GIVEN ENTRIES:

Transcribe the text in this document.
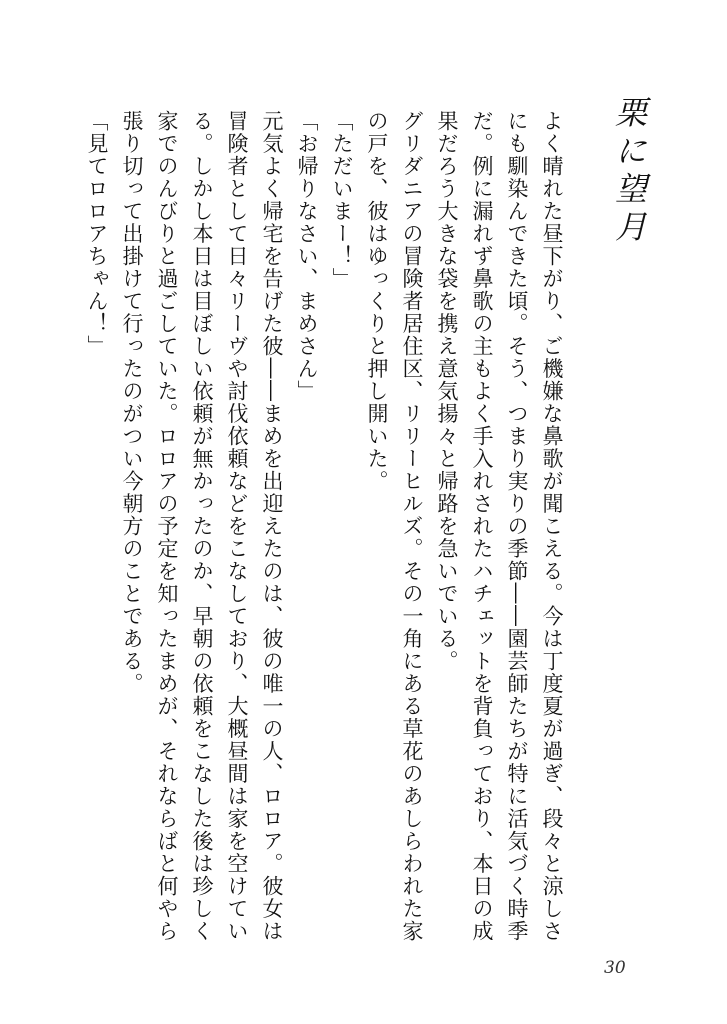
栗に望月

よく晴れた昼下がり、ご機嫌な鼻歌が聞こえる。今は丁度夏が過ぎ、段々と涼しさにも馴染んできた頃。そう、つまり実りの季節――園芸師たちが特に活気づく時季だ。例に漏れず鼻歌の主もよく手入れされたハチェットを背負っており、本日の成果だろう大きな袋を携え意気揚々と帰路を急いでいる。

グリダニアの冒険者居住区、リリーヒルズ。その一角にある草花のあしらわれた家の戸を、彼はゆっくりと押し開いた。

「ただいまー！」

「お帰りなさい、まめさん」

元気よく帰宅を告げた彼――まめを出迎えたのは、彼の唯一の人、ロロア。彼女は冒険者として日々リーヴや討伐依頼などをこなしており、大概昼間は家を空けている。しかし本日は目ぼしい依頼が無かったのか、早朝の依頼をこなした後は珍しく家でのんびりと過ごしていた。ロロアの予定を知ったまめが、それならばと何やら張り切って出掛けて行ったのがつい今朝方のことである。

「見てロロアちゃん！」

30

TASK TO CARRY OUT:
Without the pictures, extract every entry verbatim.

RESPONSE FOR THIS EXERCISE:
Transcribe the text in this document.
栗に望月

よく晴れた昼下がり、ご機嫌な鼻歌が聞こえる。今は丁度夏が過ぎ、段々と涼しさにも馴染んできた頃。そう、つまり実りの季節――園芸師たちが特に活気づく時季だ。例に漏れず鼻歌の主もよく手入れされたハチェットを背負っており、本日の成果だろう大きな袋を携え意気揚々と帰路を急いでいる。

グリダニアの冒険者居住区、リリーヒルズ。その一角にある草花のあしらわれた家の戸を、彼はゆっくりと押し開いた。

「ただいまー！」

「お帰りなさい、まめさん」

元気よく帰宅を告げた彼――まめを出迎えたのは、彼の唯一の人、ロロア。彼女は冒険者として日々リーヴや討伐依頼などをこなしており、大概昼間は家を空けている。しかし本日は目ぼしい依頼が無かったのか、早朝の依頼をこなした後は珍しく家でのんびりと過ごしていた。ロロアの予定を知ったまめが、それならばと何やら張り切って出掛けて行ったのがつい今朝方のことである。

「見てロロアちゃん！」

30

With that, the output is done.